**Aim of the task**
Identify each line containing the word "chaque" and copy it.

**Materials provided**
──────────────────────────────
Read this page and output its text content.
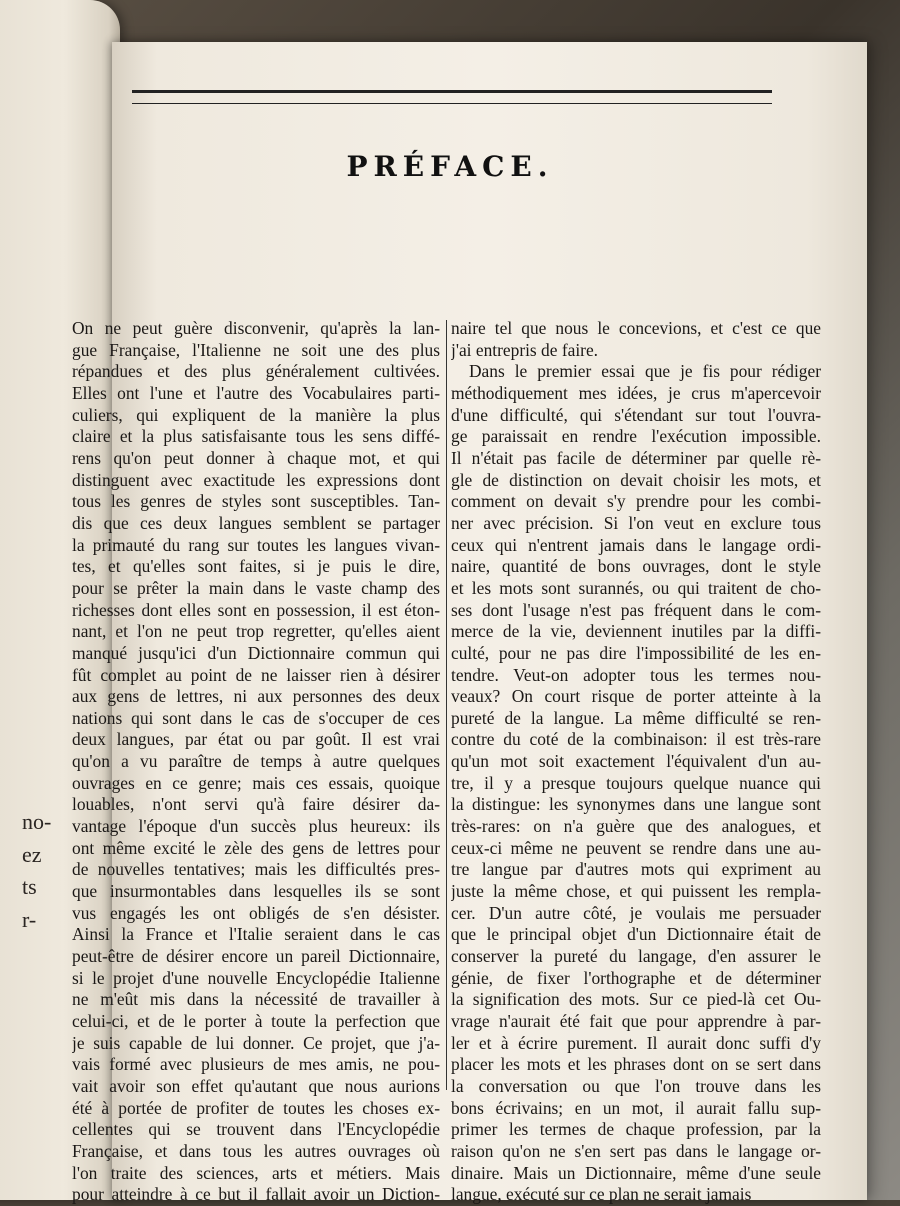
no-
ez
ts
r-
PRÉFACE.
On ne peut guère disconvenir, qu'après la lan-
gue Française, l'Italienne ne soit une des plus
répandues et des plus généralement cultivées.
Elles ont l'une et l'autre des Vocabulaires parti-
culiers, qui expliquent de la manière la plus
claire et la plus satisfaisante tous les sens diffé-
rens qu'on peut donner à chaque mot, et qui
distinguent avec exactitude les expressions dont
tous les genres de styles sont susceptibles. Tan-
dis que ces deux langues semblent se partager
la primauté du rang sur toutes les langues vivan-
tes, et qu'elles sont faites, si je puis le dire,
pour se prêter la main dans le vaste champ des
richesses dont elles sont en possession, il est éton-
nant, et l'on ne peut trop regretter, qu'elles aient
manqué jusqu'ici d'un Dictionnaire commun qui
fût complet au point de ne laisser rien à désirer
aux gens de lettres, ni aux personnes des deux
nations qui sont dans le cas de s'occuper de ces
deux langues, par état ou par goût. Il est vrai
qu'on a vu paraître de temps à autre quelques
ouvrages en ce genre; mais ces essais, quoique
louables, n'ont servi qu'à faire désirer da-
vantage l'époque d'un succès plus heureux: ils
ont même excité le zèle des gens de lettres pour
de nouvelles tentatives; mais les difficultés pres-
que insurmontables dans lesquelles ils se sont
vus engagés les ont obligés de s'en désister.
Ainsi la France et l'Italie seraient dans le cas
peut-être de désirer encore un pareil Dictionnaire,
si le projet d'une nouvelle Encyclopédie Italienne
ne m'eût mis dans la nécessité de travailler à
celui-ci, et de le porter à toute la perfection que
je suis capable de lui donner. Ce projet, que j'a-
vais formé avec plusieurs de mes amis, ne pou-
vait avoir son effet qu'autant que nous aurions
été à portée de profiter de toutes les choses ex-
cellentes qui se trouvent dans l'Encyclopédie
Française, et dans tous les autres ouvrages où
l'on traite des sciences, arts et métiers. Mais
pour atteindre à ce but il fallait avoir un Diction-
naire tel que nous le concevions, et c'est ce que
j'ai entrepris de faire.
Dans le premier essai que je fis pour rédiger
méthodiquement mes idées, je crus m'apercevoir
d'une difficulté, qui s'étendant sur tout l'ouvra-
ge paraissait en rendre l'exécution impossible.
Il n'était pas facile de déterminer par quelle rè-
gle de distinction on devait choisir les mots, et
comment on devait s'y prendre pour les combi-
ner avec précision. Si l'on veut en exclure tous
ceux qui n'entrent jamais dans le langage ordi-
naire, quantité de bons ouvrages, dont le style
et les mots sont surannés, ou qui traitent de cho-
ses dont l'usage n'est pas fréquent dans le com-
merce de la vie, deviennent inutiles par la diffi-
culté, pour ne pas dire l'impossibilité de les en-
tendre. Veut-on adopter tous les termes nou-
veaux? On court risque de porter atteinte à la
pureté de la langue. La même difficulté se ren-
contre du coté de la combinaison: il est très-rare
qu'un mot soit exactement l'équivalent d'un au-
tre, il y a presque toujours quelque nuance qui
la distingue: les synonymes dans une langue sont
très-rares: on n'a guère que des analogues, et
ceux-ci même ne peuvent se rendre dans une au-
tre langue par d'autres mots qui expriment au
juste la même chose, et qui puissent les rempla-
cer. D'un autre côté, je voulais me persuader
que le principal objet d'un Dictionnaire était de
conserver la pureté du langage, d'en assurer le
génie, de fixer l'orthographe et de déterminer
la signification des mots. Sur ce pied-là cet Ou-
vrage n'aurait été fait que pour apprendre à par-
ler et à écrire purement. Il aurait donc suffi d'y
placer les mots et les phrases dont on se sert dans
la conversation ou que l'on trouve dans les
bons écrivains; en un mot, il aurait fallu sup-
primer les termes de chaque profession, par la
raison qu'on ne s'en sert pas dans le langage or-
dinaire. Mais un Dictionnaire, même d'une seule
langue, exécuté sur ce plan ne serait jamais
──────────────────────────────
**Finished exercise**
rens qu'on peut donner à chaque mot, et qui
primer les termes de chaque profession, par la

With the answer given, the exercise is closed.